-- Start of RECORDS FOR THIS EXERCISE --

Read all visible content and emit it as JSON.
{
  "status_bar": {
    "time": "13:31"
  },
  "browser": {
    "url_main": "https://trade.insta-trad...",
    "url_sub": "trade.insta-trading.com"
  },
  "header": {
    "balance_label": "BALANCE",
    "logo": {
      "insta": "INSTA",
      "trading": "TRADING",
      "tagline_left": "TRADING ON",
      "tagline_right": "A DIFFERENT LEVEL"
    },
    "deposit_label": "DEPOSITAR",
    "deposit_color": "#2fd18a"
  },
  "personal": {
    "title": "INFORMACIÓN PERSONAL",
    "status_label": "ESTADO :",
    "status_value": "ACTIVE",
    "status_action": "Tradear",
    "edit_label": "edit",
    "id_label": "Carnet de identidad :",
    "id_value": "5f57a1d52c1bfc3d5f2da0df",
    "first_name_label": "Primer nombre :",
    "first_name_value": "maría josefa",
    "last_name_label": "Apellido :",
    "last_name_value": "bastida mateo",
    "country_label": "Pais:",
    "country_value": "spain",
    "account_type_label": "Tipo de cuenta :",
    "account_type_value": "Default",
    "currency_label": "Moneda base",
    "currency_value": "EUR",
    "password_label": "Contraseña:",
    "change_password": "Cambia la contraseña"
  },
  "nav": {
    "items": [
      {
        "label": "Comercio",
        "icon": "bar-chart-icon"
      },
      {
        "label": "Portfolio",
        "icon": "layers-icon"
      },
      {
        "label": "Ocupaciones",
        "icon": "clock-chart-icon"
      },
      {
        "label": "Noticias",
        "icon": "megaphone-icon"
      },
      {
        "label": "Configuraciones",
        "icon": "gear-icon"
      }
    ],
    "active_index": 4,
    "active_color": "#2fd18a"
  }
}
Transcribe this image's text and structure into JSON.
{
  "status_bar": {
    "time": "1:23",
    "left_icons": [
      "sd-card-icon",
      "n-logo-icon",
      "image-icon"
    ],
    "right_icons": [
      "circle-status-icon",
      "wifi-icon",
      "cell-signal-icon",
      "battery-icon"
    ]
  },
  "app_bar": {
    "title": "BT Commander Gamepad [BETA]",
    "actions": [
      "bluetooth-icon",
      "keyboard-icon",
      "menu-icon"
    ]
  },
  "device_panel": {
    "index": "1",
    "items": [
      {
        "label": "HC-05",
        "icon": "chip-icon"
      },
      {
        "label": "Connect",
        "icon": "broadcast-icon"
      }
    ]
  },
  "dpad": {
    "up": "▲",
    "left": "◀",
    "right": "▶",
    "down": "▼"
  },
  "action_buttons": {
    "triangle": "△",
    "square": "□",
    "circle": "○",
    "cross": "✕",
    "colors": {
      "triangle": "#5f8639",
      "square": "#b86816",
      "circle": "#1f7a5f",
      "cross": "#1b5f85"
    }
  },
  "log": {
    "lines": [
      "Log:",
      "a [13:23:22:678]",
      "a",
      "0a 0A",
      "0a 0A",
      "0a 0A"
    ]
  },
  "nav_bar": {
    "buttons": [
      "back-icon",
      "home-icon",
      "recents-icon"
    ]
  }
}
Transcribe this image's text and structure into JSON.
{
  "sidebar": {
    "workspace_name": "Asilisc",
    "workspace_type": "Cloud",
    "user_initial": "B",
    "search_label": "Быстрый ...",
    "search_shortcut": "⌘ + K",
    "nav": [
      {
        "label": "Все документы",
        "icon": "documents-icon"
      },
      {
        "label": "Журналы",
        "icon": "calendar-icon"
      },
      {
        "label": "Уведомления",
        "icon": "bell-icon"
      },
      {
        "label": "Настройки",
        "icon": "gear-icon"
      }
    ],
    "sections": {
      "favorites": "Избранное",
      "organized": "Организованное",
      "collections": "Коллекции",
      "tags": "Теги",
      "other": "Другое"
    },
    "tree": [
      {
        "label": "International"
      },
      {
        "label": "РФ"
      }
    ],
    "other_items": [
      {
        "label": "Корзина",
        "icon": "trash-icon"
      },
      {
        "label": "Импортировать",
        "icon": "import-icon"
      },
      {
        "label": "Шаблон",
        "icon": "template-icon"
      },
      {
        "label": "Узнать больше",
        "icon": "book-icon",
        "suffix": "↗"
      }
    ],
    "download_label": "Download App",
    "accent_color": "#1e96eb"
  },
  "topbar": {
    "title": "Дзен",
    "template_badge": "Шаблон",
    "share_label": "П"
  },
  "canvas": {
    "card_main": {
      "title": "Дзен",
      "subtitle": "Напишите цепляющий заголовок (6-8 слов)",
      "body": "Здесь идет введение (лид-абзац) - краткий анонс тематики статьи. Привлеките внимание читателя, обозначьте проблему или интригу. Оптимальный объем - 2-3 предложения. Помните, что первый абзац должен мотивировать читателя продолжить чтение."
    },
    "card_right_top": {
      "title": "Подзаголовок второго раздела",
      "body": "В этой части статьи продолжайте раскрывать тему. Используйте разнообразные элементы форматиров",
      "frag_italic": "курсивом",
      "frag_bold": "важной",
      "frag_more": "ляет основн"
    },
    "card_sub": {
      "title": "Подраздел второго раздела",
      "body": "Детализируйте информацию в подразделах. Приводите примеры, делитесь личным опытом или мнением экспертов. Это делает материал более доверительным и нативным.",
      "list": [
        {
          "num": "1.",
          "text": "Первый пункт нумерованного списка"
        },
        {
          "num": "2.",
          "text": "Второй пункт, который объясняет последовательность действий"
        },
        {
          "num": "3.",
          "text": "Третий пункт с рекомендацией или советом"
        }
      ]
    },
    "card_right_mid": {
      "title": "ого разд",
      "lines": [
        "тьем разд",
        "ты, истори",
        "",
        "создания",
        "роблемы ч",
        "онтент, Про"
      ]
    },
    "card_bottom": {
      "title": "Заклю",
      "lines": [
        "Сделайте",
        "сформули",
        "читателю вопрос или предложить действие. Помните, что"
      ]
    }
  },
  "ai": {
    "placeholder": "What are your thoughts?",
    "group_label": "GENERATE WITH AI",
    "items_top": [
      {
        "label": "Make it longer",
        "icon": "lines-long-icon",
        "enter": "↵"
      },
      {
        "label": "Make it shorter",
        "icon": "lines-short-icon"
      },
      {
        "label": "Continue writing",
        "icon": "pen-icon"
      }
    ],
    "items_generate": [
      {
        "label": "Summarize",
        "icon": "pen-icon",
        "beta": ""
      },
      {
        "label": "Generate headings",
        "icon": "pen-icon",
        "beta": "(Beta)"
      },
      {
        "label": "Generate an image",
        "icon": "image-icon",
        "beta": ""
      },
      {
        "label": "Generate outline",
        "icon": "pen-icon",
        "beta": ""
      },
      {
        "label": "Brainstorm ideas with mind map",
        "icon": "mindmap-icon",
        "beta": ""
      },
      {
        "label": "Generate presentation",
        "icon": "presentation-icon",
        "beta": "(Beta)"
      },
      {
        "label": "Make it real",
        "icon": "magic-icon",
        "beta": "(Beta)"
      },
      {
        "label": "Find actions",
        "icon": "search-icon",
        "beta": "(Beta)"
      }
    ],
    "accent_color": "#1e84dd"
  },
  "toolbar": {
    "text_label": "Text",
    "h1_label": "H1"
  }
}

-- End of RECORDS FOR THIS EXERCISE --

TASK OBJECTIVE:
Take the entries above and transcribe them exactly.

SOLUTION TO THIS PROBLEM:
Read all visible content and emit it as JSON.
{
  "status_bar": {
    "time": "13:31"
  },
  "browser": {
    "url_main": "https://trade.insta-trad...",
    "url_sub": "trade.insta-trading.com"
  },
  "header": {
    "balance_label": "BALANCE",
    "logo": {
      "insta": "INSTA",
      "trading": "TRADING",
      "tagline_left": "TRADING ON",
      "tagline_right": "A DIFFERENT LEVEL"
    },
    "deposit_label": "DEPOSITAR",
    "deposit_color": "#2fd18a"
  },
  "personal": {
    "title": "INFORMACIÓN PERSONAL",
    "status_label": "ESTADO :",
    "status_value": "ACTIVE",
    "status_action": "Tradear",
    "edit_label": "edit",
    "id_label": "Carnet de identidad :",
    "id_value": "5f57a1d52c1bfc3d5f2da0df",
    "first_name_label": "Primer nombre :",
    "first_name_value": "maría josefa",
    "last_name_label": "Apellido :",
    "last_name_value": "bastida mateo",
    "country_label": "Pais:",
    "country_value": "spain",
    "account_type_label": "Tipo de cuenta :",
    "account_type_value": "Default",
    "currency_label": "Moneda base",
    "currency_value": "EUR",
    "password_label": "Contraseña:",
    "change_password": "Cambia la contraseña"
  },
  "nav": {
    "items": [
      {
        "label": "Comercio",
        "icon": "bar-chart-icon"
      },
      {
        "label": "Portfolio",
        "icon": "layers-icon"
      },
      {
        "label": "Ocupaciones",
        "icon": "clock-chart-icon"
      },
      {
        "label": "Noticias",
        "icon": "megaphone-icon"
      },
      {
        "label": "Configuraciones",
        "icon": "gear-icon"
      }
    ],
    "active_index": 4,
    "active_color": "#2fd18a"
  }
}
Transcribe this image's text and structure into JSON.
{
  "status_bar": {
    "time": "1:23",
    "left_icons": [
      "sd-card-icon",
      "n-logo-icon",
      "image-icon"
    ],
    "right_icons": [
      "circle-status-icon",
      "wifi-icon",
      "cell-signal-icon",
      "battery-icon"
    ]
  },
  "app_bar": {
    "title": "BT Commander Gamepad [BETA]",
    "actions": [
      "bluetooth-icon",
      "keyboard-icon",
      "menu-icon"
    ]
  },
  "device_panel": {
    "index": "1",
    "items": [
      {
        "label": "HC-05",
        "icon": "chip-icon"
      },
      {
        "label": "Connect",
        "icon": "broadcast-icon"
      }
    ]
  },
  "dpad": {
    "up": "▲",
    "left": "◀",
    "right": "▶",
    "down": "▼"
  },
  "action_buttons": {
    "triangle": "△",
    "square": "□",
    "circle": "○",
    "cross": "✕",
    "colors": {
      "triangle": "#5f8639",
      "square": "#b86816",
      "circle": "#1f7a5f",
      "cross": "#1b5f85"
    }
  },
  "log": {
    "lines": [
      "Log:",
      "a [13:23:22:678]",
      "a",
      "0a 0A",
      "0a 0A",
      "0a 0A"
    ]
  },
  "nav_bar": {
    "buttons": [
      "back-icon",
      "home-icon",
      "recents-icon"
    ]
  }
}
Transcribe this image's text and structure into JSON.
{
  "sidebar": {
    "workspace_name": "Asilisc",
    "workspace_type": "Cloud",
    "user_initial": "B",
    "search_label": "Быстрый ...",
    "search_shortcut": "⌘ + K",
    "nav": [
      {
        "label": "Все документы",
        "icon": "documents-icon"
      },
      {
        "label": "Журналы",
        "icon": "calendar-icon"
      },
      {
        "label": "Уведомления",
        "icon": "bell-icon"
      },
      {
        "label": "Настройки",
        "icon": "gear-icon"
      }
    ],
    "sections": {
      "favorites": "Избранное",
      "organized": "Организованное",
      "collections": "Коллекции",
      "tags": "Теги",
      "other": "Другое"
    },
    "tree": [
      {
        "label": "International"
      },
      {
        "label": "РФ"
      }
    ],
    "other_items": [
      {
        "label": "Корзина",
        "icon": "trash-icon"
      },
      {
        "label": "Импортировать",
        "icon": "import-icon"
      },
      {
        "label": "Шаблон",
        "icon": "template-icon"
      },
      {
        "label": "Узнать больше",
        "icon": "book-icon",
        "suffix": "↗"
      }
    ],
    "download_label": "Download App",
    "accent_color": "#1e96eb"
  },
  "topbar": {
    "title": "Дзен",
    "template_badge": "Шаблон",
    "share_label": "П"
  },
  "canvas": {
    "card_main": {
      "title": "Дзен",
      "subtitle": "Напишите цепляющий заголовок (6-8 слов)",
      "body": "Здесь идет введение (лид-абзац) - краткий анонс тематики статьи. Привлеките внимание читателя, обозначьте проблему или интригу. Оптимальный объем - 2-3 предложения. Помните, что первый абзац должен мотивировать читателя продолжить чтение."
    },
    "card_right_top": {
      "title": "Подзаголовок второго раздела",
      "body": "В этой части статьи продолжайте раскрывать тему. Используйте разнообразные элементы форматиров",
      "frag_italic": "курсивом",
      "frag_bold": "важной",
      "frag_more": "ляет основн"
    },
    "card_sub": {
      "title": "Подраздел второго раздела",
      "body": "Детализируйте информацию в подразделах. Приводите примеры, делитесь личным опытом или мнением экспертов. Это делает материал более доверительным и нативным.",
      "list": [
        {
          "num": "1.",
          "text": "Первый пункт нумерованного списка"
        },
        {
          "num": "2.",
          "text": "Второй пункт, который объясняет последовательность действий"
        },
        {
          "num": "3.",
          "text": "Третий пункт с рекомендацией или советом"
        }
      ]
    },
    "card_right_mid": {
      "title": "ого разд",
      "lines": [
        "тьем разд",
        "ты, истори",
        "",
        "создания",
        "роблемы ч",
        "онтент, Про"
      ]
    },
    "card_bottom": {
      "title": "Заклю",
      "lines": [
        "Сделайте",
        "сформули",
        "читателю вопрос или предложить действие. Помните, что"
      ]
    }
  },
  "ai": {
    "placeholder": "What are your thoughts?",
    "group_label": "GENERATE WITH AI",
    "items_top": [
      {
        "label": "Make it longer",
        "icon": "lines-long-icon",
        "enter": "↵"
      },
      {
        "label": "Make it shorter",
        "icon": "lines-short-icon"
      },
      {
        "label": "Continue writing",
        "icon": "pen-icon"
      }
    ],
    "items_generate": [
      {
        "label": "Summarize",
        "icon": "pen-icon",
        "beta": ""
      },
      {
        "label": "Generate headings",
        "icon": "pen-icon",
        "beta": "(Beta)"
      },
      {
        "label": "Generate an image",
        "icon": "image-icon",
        "beta": ""
      },
      {
        "label": "Generate outline",
        "icon": "pen-icon",
        "beta": ""
      },
      {
        "label": "Brainstorm ideas with mind map",
        "icon": "mindmap-icon",
        "beta": ""
      },
      {
        "label": "Generate presentation",
        "icon": "presentation-icon",
        "beta": "(Beta)"
      },
      {
        "label": "Make it real",
        "icon": "magic-icon",
        "beta": "(Beta)"
      },
      {
        "label": "Find actions",
        "icon": "search-icon",
        "beta": "(Beta)"
      }
    ],
    "accent_color": "#1e84dd"
  },
  "toolbar": {
    "text_label": "Text",
    "h1_label": "H1"
  }
}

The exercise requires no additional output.